> GIVEN TASK: Transcribe every record that appears below, exactly and in full.

> DATA FOR THE TASK:
start

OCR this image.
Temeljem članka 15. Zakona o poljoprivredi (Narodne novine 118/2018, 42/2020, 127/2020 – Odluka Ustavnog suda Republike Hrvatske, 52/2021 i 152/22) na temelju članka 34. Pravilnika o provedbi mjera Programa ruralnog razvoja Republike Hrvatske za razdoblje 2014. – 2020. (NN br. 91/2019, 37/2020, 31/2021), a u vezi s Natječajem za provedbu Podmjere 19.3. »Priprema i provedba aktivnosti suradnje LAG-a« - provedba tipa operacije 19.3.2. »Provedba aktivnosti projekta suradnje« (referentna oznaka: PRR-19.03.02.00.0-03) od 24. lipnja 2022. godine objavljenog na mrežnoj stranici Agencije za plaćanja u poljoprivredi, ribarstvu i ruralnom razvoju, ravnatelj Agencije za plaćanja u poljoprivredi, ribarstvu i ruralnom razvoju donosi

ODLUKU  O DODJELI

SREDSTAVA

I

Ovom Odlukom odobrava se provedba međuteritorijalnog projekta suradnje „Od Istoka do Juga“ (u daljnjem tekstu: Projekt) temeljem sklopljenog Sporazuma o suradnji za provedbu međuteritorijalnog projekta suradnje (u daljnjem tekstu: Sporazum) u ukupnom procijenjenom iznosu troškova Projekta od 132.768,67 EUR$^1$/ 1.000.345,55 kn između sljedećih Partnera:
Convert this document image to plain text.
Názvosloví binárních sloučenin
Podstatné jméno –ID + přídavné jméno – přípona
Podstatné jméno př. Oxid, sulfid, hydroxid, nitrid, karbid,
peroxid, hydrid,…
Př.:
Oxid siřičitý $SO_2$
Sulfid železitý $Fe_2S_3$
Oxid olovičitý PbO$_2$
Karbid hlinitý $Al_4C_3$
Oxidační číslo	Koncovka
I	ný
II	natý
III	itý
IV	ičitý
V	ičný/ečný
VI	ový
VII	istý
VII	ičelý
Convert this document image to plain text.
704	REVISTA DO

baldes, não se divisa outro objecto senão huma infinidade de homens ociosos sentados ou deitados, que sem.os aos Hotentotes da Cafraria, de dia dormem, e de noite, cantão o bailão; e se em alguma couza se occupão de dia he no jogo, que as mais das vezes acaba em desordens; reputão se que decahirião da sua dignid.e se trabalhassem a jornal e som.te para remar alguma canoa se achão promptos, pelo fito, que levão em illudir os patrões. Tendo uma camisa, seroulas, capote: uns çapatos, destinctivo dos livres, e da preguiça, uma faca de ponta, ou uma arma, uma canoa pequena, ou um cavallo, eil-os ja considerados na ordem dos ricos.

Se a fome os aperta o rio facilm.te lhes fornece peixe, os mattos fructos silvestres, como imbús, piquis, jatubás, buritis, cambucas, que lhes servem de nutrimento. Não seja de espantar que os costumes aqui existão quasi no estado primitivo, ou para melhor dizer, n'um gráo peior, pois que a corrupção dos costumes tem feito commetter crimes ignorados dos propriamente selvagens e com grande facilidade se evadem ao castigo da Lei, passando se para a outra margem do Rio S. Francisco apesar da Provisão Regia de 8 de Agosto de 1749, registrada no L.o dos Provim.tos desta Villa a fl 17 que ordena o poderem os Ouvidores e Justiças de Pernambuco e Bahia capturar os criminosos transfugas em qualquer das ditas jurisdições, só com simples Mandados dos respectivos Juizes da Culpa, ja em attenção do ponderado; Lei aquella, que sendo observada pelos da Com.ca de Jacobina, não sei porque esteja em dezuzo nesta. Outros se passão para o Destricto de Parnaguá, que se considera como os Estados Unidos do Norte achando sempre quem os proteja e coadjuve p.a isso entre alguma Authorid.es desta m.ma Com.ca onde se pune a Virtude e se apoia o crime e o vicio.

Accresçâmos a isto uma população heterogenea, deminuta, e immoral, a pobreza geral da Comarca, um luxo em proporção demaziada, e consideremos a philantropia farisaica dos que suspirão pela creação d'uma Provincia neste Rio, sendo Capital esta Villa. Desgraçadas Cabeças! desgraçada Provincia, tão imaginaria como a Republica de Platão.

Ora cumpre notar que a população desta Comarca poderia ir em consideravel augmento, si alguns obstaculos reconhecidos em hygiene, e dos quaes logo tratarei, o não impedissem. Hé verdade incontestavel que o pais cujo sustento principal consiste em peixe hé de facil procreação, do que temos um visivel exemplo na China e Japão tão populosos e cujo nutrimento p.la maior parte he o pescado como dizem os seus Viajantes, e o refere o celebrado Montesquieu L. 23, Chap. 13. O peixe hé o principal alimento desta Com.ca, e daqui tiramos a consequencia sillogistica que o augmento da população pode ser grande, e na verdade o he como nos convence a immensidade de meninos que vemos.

end

> THE ANSWER:
OCR this image.
Temeljem članka 15. Zakona o poljoprivredi (Narodne novine 118/2018, 42/2020, 127/2020 – Odluka Ustavnog suda Republike Hrvatske, 52/2021 i 152/22) na temelju članka 34. Pravilnika o provedbi mjera Programa ruralnog razvoja Republike Hrvatske za razdoblje 2014. – 2020. (NN br. 91/2019, 37/2020, 31/2021), a u vezi s Natječajem za provedbu Podmjere 19.3. »Priprema i provedba aktivnosti suradnje LAG-a« - provedba tipa operacije 19.3.2. »Provedba aktivnosti projekta suradnje« (referentna oznaka: PRR-19.03.02.00.0-03) od 24. lipnja 2022. godine objavljenog na mrežnoj stranici Agencije za plaćanja u poljoprivredi, ribarstvu i ruralnom razvoju, ravnatelj Agencije za plaćanja u poljoprivredi, ribarstvu i ruralnom razvoju donosi

ODLUKU  O DODJELI

SREDSTAVA

I

Ovom Odlukom odobrava se provedba međuteritorijalnog projekta suradnje „Od Istoka do Juga“ (u daljnjem tekstu: Projekt) temeljem sklopljenog Sporazuma o suradnji za provedbu međuteritorijalnog projekta suradnje (u daljnjem tekstu: Sporazum) u ukupnom procijenjenom iznosu troškova Projekta od 132.768,67 EUR$^1$/ 1.000.345,55 kn između sljedećih Partnera:
Convert this document image to plain text.
Názvosloví binárních sloučenin
Podstatné jméno –ID + přídavné jméno – přípona
Podstatné jméno př. Oxid, sulfid, hydroxid, nitrid, karbid,
peroxid, hydrid,…
Př.:
Oxid siřičitý $SO_2$
Sulfid železitý $Fe_2S_3$
Oxid olovičitý PbO$_2$
Karbid hlinitý $Al_4C_3$
Oxidační číslo	Koncovka
I	ný
II	natý
III	itý
IV	ičitý
V	ičný/ečný
VI	ový
VII	istý
VII	ičelý
Convert this document image to plain text.
704	REVISTA DO

baldes, não se divisa outro objecto senão huma infinidade de homens ociosos sentados ou deitados, que sem.os aos Hotentotes da Cafraria, de dia dormem, e de noite, cantão o bailão; e se em alguma couza se occupão de dia he no jogo, que as mais das vezes acaba em desordens; reputão se que decahirião da sua dignid.e se trabalhassem a jornal e som.te para remar alguma canoa se achão promptos, pelo fito, que levão em illudir os patrões. Tendo uma camisa, seroulas, capote: uns çapatos, destinctivo dos livres, e da preguiça, uma faca de ponta, ou uma arma, uma canoa pequena, ou um cavallo, eil-os ja considerados na ordem dos ricos.

Se a fome os aperta o rio facilm.te lhes fornece peixe, os mattos fructos silvestres, como imbús, piquis, jatubás, buritis, cambucas, que lhes servem de nutrimento. Não seja de espantar que os costumes aqui existão quasi no estado primitivo, ou para melhor dizer, n'um gráo peior, pois que a corrupção dos costumes tem feito commetter crimes ignorados dos propriamente selvagens e com grande facilidade se evadem ao castigo da Lei, passando se para a outra margem do Rio S. Francisco apesar da Provisão Regia de 8 de Agosto de 1749, registrada no L.o dos Provim.tos desta Villa a fl 17 que ordena o poderem os Ouvidores e Justiças de Pernambuco e Bahia capturar os criminosos transfugas em qualquer das ditas jurisdições, só com simples Mandados dos respectivos Juizes da Culpa, ja em attenção do ponderado; Lei aquella, que sendo observada pelos da Com.ca de Jacobina, não sei porque esteja em dezuzo nesta. Outros se passão para o Destricto de Parnaguá, que se considera como os Estados Unidos do Norte achando sempre quem os proteja e coadjuve p.a isso entre alguma Authorid.es desta m.ma Com.ca onde se pune a Virtude e se apoia o crime e o vicio.

Accresçâmos a isto uma população heterogenea, deminuta, e immoral, a pobreza geral da Comarca, um luxo em proporção demaziada, e consideremos a philantropia farisaica dos que suspirão pela creação d'uma Provincia neste Rio, sendo Capital esta Villa. Desgraçadas Cabeças! desgraçada Provincia, tão imaginaria como a Republica de Platão.

Ora cumpre notar que a população desta Comarca poderia ir em consideravel augmento, si alguns obstaculos reconhecidos em hygiene, e dos quaes logo tratarei, o não impedissem. Hé verdade incontestavel que o pais cujo sustento principal consiste em peixe hé de facil procreação, do que temos um visivel exemplo na China e Japão tão populosos e cujo nutrimento p.la maior parte he o pescado como dizem os seus Viajantes, e o refere o celebrado Montesquieu L. 23, Chap. 13. O peixe hé o principal alimento desta Com.ca, e daqui tiramos a consequencia sillogistica que o augmento da população pode ser grande, e na verdade o he como nos convence a immensidade de meninos que vemos.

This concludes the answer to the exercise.